>> start

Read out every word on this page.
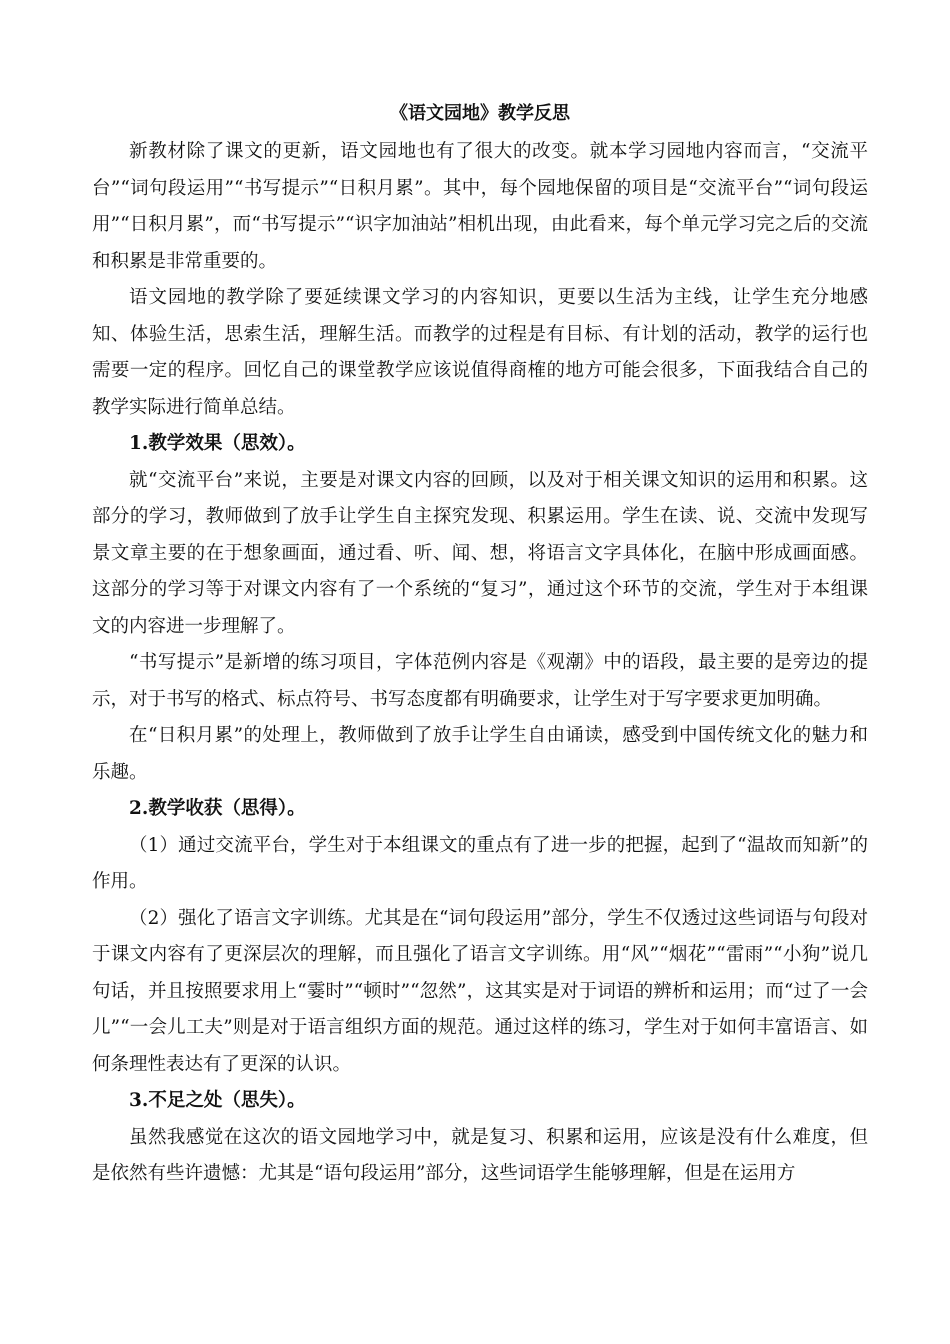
《语文园地》教学反思

新教材除了课文的更新，语文园地也有了很大的改变。就本学习园地内容而言，“交流平台”“词句段运用”“书写提示”“日积月累”。其中，每个园地保留的项目是“交流平台”“词句段运用”“日积月累”，而“书写提示”“识字加油站”相机出现，由此看来，每个单元学习完之后的交流和积累是非常重要的。

语文园地的教学除了要延续课文学习的内容知识，更要以生活为主线，让学生充分地感知、体验生活，思索生活，理解生活。而教学的过程是有目标、有计划的活动，教学的运行也需要一定的程序。回忆自己的课堂教学应该说值得商榷的地方可能会很多，下面我结合自己的教学实际进行简单总结。

1.教学效果（思效）。

就“交流平台”来说，主要是对课文内容的回顾，以及对于相关课文知识的运用和积累。这部分的学习，教师做到了放手让学生自主探究发现、积累运用。学生在读、说、交流中发现写景文章主要的在于想象画面，通过看、听、闻、想，将语言文字具体化，在脑中形成画面感。这部分的学习等于对课文内容有了一个系统的“复习”，通过这个环节的交流，学生对于本组课文的内容进一步理解了。

“书写提示”是新增的练习项目，字体范例内容是《观潮》中的语段，最主要的是旁边的提示，对于书写的格式、标点符号、书写态度都有明确要求，让学生对于写字要求更加明确。

在“日积月累”的处理上，教师做到了放手让学生自由诵读，感受到中国传统文化的魅力和乐趣。

2.教学收获（思得）。

（1）通过交流平台，学生对于本组课文的重点有了进一步的把握，起到了“温故而知新”的作用。

（2）强化了语言文字训练。尤其是在“词句段运用”部分，学生不仅透过这些词语与句段对于课文内容有了更深层次的理解，而且强化了语言文字训练。用“风”“烟花”“雷雨”“小狗”说几句话，并且按照要求用上“霎时”“顿时”“忽然”，这其实是对于词语的辨析和运用；而“过了一会儿”“一会儿工夫”则是对于语言组织方面的规范。通过这样的练习，学生对于如何丰富语言、如何条理性表达有了更深的认识。

3.不足之处（思失）。

虽然我感觉在这次的语文园地学习中，就是复习、积累和运用，应该是没有什么难度，但是依然有些许遗憾：尤其是“语句段运用”部分，这些词语学生能够理解，但是在运用方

>> end

§ Directions for this task
Strip the images and reproduce the remaining records precisely.

§ Full solution
Read out every word on this page.
《语文园地》教学反思

新教材除了课文的更新，语文园地也有了很大的改变。就本学习园地内容而言，“交流平台”“词句段运用”“书写提示”“日积月累”。其中，每个园地保留的项目是“交流平台”“词句段运用”“日积月累”，而“书写提示”“识字加油站”相机出现，由此看来，每个单元学习完之后的交流和积累是非常重要的。

语文园地的教学除了要延续课文学习的内容知识，更要以生活为主线，让学生充分地感知、体验生活，思索生活，理解生活。而教学的过程是有目标、有计划的活动，教学的运行也需要一定的程序。回忆自己的课堂教学应该说值得商榷的地方可能会很多，下面我结合自己的教学实际进行简单总结。

1.教学效果（思效）。

就“交流平台”来说，主要是对课文内容的回顾，以及对于相关课文知识的运用和积累。这部分的学习，教师做到了放手让学生自主探究发现、积累运用。学生在读、说、交流中发现写景文章主要的在于想象画面，通过看、听、闻、想，将语言文字具体化，在脑中形成画面感。这部分的学习等于对课文内容有了一个系统的“复习”，通过这个环节的交流，学生对于本组课文的内容进一步理解了。

“书写提示”是新增的练习项目，字体范例内容是《观潮》中的语段，最主要的是旁边的提示，对于书写的格式、标点符号、书写态度都有明确要求，让学生对于写字要求更加明确。

在“日积月累”的处理上，教师做到了放手让学生自由诵读，感受到中国传统文化的魅力和乐趣。

2.教学收获（思得）。

（1）通过交流平台，学生对于本组课文的重点有了进一步的把握，起到了“温故而知新”的作用。

（2）强化了语言文字训练。尤其是在“词句段运用”部分，学生不仅透过这些词语与句段对于课文内容有了更深层次的理解，而且强化了语言文字训练。用“风”“烟花”“雷雨”“小狗”说几句话，并且按照要求用上“霎时”“顿时”“忽然”，这其实是对于词语的辨析和运用；而“过了一会儿”“一会儿工夫”则是对于语言组织方面的规范。通过这样的练习，学生对于如何丰富语言、如何条理性表达有了更深的认识。

3.不足之处（思失）。

虽然我感觉在这次的语文园地学习中，就是复习、积累和运用，应该是没有什么难度，但是依然有些许遗憾：尤其是“语句段运用”部分，这些词语学生能够理解，但是在运用方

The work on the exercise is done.